Reproduce each line exactly, including spacing and punctuation.

— begin SOURCE MATERIAL —

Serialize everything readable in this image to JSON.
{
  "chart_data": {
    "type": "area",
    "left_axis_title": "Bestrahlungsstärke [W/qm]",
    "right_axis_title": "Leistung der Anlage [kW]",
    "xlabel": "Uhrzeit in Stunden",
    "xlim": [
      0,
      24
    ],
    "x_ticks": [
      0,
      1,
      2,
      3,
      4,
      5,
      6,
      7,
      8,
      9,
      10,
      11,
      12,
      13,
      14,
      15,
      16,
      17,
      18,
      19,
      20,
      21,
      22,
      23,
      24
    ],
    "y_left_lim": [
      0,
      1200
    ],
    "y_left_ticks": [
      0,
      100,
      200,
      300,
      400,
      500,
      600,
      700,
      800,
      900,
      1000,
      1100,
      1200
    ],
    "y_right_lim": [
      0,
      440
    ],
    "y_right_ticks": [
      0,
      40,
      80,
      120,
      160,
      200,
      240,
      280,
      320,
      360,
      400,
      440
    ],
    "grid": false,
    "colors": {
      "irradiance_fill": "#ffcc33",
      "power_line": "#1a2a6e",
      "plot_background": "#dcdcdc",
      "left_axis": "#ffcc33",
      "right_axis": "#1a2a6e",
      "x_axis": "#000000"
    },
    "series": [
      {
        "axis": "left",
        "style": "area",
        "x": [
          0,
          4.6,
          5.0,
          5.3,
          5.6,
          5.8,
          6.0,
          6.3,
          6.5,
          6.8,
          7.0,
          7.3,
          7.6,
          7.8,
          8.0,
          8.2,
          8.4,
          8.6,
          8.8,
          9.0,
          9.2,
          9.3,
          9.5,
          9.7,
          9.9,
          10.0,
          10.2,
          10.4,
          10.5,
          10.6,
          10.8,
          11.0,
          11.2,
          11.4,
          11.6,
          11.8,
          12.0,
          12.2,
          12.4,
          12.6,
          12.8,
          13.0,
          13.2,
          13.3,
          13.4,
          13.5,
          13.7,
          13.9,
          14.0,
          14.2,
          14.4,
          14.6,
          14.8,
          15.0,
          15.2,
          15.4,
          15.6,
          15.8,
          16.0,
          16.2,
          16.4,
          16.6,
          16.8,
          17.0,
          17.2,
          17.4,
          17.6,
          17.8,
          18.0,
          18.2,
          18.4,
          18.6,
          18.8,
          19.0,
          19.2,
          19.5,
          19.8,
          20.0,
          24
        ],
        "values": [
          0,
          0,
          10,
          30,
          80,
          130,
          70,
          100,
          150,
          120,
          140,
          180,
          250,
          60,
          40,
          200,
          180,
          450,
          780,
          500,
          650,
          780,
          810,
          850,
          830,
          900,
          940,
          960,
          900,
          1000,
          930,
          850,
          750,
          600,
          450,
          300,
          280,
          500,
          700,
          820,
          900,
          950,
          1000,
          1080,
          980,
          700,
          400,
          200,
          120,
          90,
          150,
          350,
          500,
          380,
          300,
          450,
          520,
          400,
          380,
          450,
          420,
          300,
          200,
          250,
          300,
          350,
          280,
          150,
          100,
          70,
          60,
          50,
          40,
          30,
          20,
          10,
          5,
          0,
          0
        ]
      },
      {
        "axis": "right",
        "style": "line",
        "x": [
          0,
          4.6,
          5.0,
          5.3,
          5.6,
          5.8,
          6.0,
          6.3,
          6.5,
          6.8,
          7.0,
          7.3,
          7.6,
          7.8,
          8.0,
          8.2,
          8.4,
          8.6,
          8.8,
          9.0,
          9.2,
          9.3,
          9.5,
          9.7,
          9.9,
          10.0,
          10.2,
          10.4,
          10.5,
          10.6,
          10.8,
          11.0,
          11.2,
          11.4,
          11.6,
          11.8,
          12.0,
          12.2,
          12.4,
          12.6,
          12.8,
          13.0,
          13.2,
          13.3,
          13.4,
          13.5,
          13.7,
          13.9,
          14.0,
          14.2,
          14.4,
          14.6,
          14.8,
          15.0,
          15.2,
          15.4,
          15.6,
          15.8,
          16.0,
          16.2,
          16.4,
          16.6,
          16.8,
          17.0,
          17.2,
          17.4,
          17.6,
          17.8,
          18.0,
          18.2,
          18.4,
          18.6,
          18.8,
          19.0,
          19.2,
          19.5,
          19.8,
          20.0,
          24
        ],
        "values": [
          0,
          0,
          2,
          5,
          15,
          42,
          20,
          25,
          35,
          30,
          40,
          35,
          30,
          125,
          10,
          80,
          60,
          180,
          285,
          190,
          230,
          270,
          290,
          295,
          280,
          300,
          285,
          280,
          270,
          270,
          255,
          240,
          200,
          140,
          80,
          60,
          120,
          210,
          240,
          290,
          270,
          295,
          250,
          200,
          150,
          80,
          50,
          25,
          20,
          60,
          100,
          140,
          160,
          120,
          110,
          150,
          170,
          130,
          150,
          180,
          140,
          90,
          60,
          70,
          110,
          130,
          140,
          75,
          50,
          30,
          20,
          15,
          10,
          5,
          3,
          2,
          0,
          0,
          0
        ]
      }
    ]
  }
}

— end SOURCE MATERIAL —

FULL RESPONSE:
Serialize everything readable in this image to JSON.
{
  "chart_data": {
    "type": "area",
    "left_axis_title": "Bestrahlungsstärke [W/qm]",
    "right_axis_title": "Leistung der Anlage [kW]",
    "xlabel": "Uhrzeit in Stunden",
    "xlim": [
      0,
      24
    ],
    "x_ticks": [
      0,
      1,
      2,
      3,
      4,
      5,
      6,
      7,
      8,
      9,
      10,
      11,
      12,
      13,
      14,
      15,
      16,
      17,
      18,
      19,
      20,
      21,
      22,
      23,
      24
    ],
    "y_left_lim": [
      0,
      1200
    ],
    "y_left_ticks": [
      0,
      100,
      200,
      300,
      400,
      500,
      600,
      700,
      800,
      900,
      1000,
      1100,
      1200
    ],
    "y_right_lim": [
      0,
      440
    ],
    "y_right_ticks": [
      0,
      40,
      80,
      120,
      160,
      200,
      240,
      280,
      320,
      360,
      400,
      440
    ],
    "grid": false,
    "colors": {
      "irradiance_fill": "#ffcc33",
      "power_line": "#1a2a6e",
      "plot_background": "#dcdcdc",
      "left_axis": "#ffcc33",
      "right_axis": "#1a2a6e",
      "x_axis": "#000000"
    },
    "series": [
      {
        "axis": "left",
        "style": "area",
        "x": [
          0,
          4.6,
          5.0,
          5.3,
          5.6,
          5.8,
          6.0,
          6.3,
          6.5,
          6.8,
          7.0,
          7.3,
          7.6,
          7.8,
          8.0,
          8.2,
          8.4,
          8.6,
          8.8,
          9.0,
          9.2,
          9.3,
          9.5,
          9.7,
          9.9,
          10.0,
          10.2,
          10.4,
          10.5,
          10.6,
          10.8,
          11.0,
          11.2,
          11.4,
          11.6,
          11.8,
          12.0,
          12.2,
          12.4,
          12.6,
          12.8,
          13.0,
          13.2,
          13.3,
          13.4,
          13.5,
          13.7,
          13.9,
          14.0,
          14.2,
          14.4,
          14.6,
          14.8,
          15.0,
          15.2,
          15.4,
          15.6,
          15.8,
          16.0,
          16.2,
          16.4,
          16.6,
          16.8,
          17.0,
          17.2,
          17.4,
          17.6,
          17.8,
          18.0,
          18.2,
          18.4,
          18.6,
          18.8,
          19.0,
          19.2,
          19.5,
          19.8,
          20.0,
          24
        ],
        "values": [
          0,
          0,
          10,
          30,
          80,
          130,
          70,
          100,
          150,
          120,
          140,
          180,
          250,
          60,
          40,
          200,
          180,
          450,
          780,
          500,
          650,
          780,
          810,
          850,
          830,
          900,
          940,
          960,
          900,
          1000,
          930,
          850,
          750,
          600,
          450,
          300,
          280,
          500,
          700,
          820,
          900,
          950,
          1000,
          1080,
          980,
          700,
          400,
          200,
          120,
          90,
          150,
          350,
          500,
          380,
          300,
          450,
          520,
          400,
          380,
          450,
          420,
          300,
          200,
          250,
          300,
          350,
          280,
          150,
          100,
          70,
          60,
          50,
          40,
          30,
          20,
          10,
          5,
          0,
          0
        ]
      },
      {
        "axis": "right",
        "style": "line",
        "x": [
          0,
          4.6,
          5.0,
          5.3,
          5.6,
          5.8,
          6.0,
          6.3,
          6.5,
          6.8,
          7.0,
          7.3,
          7.6,
          7.8,
          8.0,
          8.2,
          8.4,
          8.6,
          8.8,
          9.0,
          9.2,
          9.3,
          9.5,
          9.7,
          9.9,
          10.0,
          10.2,
          10.4,
          10.5,
          10.6,
          10.8,
          11.0,
          11.2,
          11.4,
          11.6,
          11.8,
          12.0,
          12.2,
          12.4,
          12.6,
          12.8,
          13.0,
          13.2,
          13.3,
          13.4,
          13.5,
          13.7,
          13.9,
          14.0,
          14.2,
          14.4,
          14.6,
          14.8,
          15.0,
          15.2,
          15.4,
          15.6,
          15.8,
          16.0,
          16.2,
          16.4,
          16.6,
          16.8,
          17.0,
          17.2,
          17.4,
          17.6,
          17.8,
          18.0,
          18.2,
          18.4,
          18.6,
          18.8,
          19.0,
          19.2,
          19.5,
          19.8,
          20.0,
          24
        ],
        "values": [
          0,
          0,
          2,
          5,
          15,
          42,
          20,
          25,
          35,
          30,
          40,
          35,
          30,
          125,
          10,
          80,
          60,
          180,
          285,
          190,
          230,
          270,
          290,
          295,
          280,
          300,
          285,
          280,
          270,
          270,
          255,
          240,
          200,
          140,
          80,
          60,
          120,
          210,
          240,
          290,
          270,
          295,
          250,
          200,
          150,
          80,
          50,
          25,
          20,
          60,
          100,
          140,
          160,
          120,
          110,
          150,
          170,
          130,
          150,
          180,
          140,
          90,
          60,
          70,
          110,
          130,
          140,
          75,
          50,
          30,
          20,
          15,
          10,
          5,
          3,
          2,
          0,
          0,
          0
        ]
      }
    ]
  }
}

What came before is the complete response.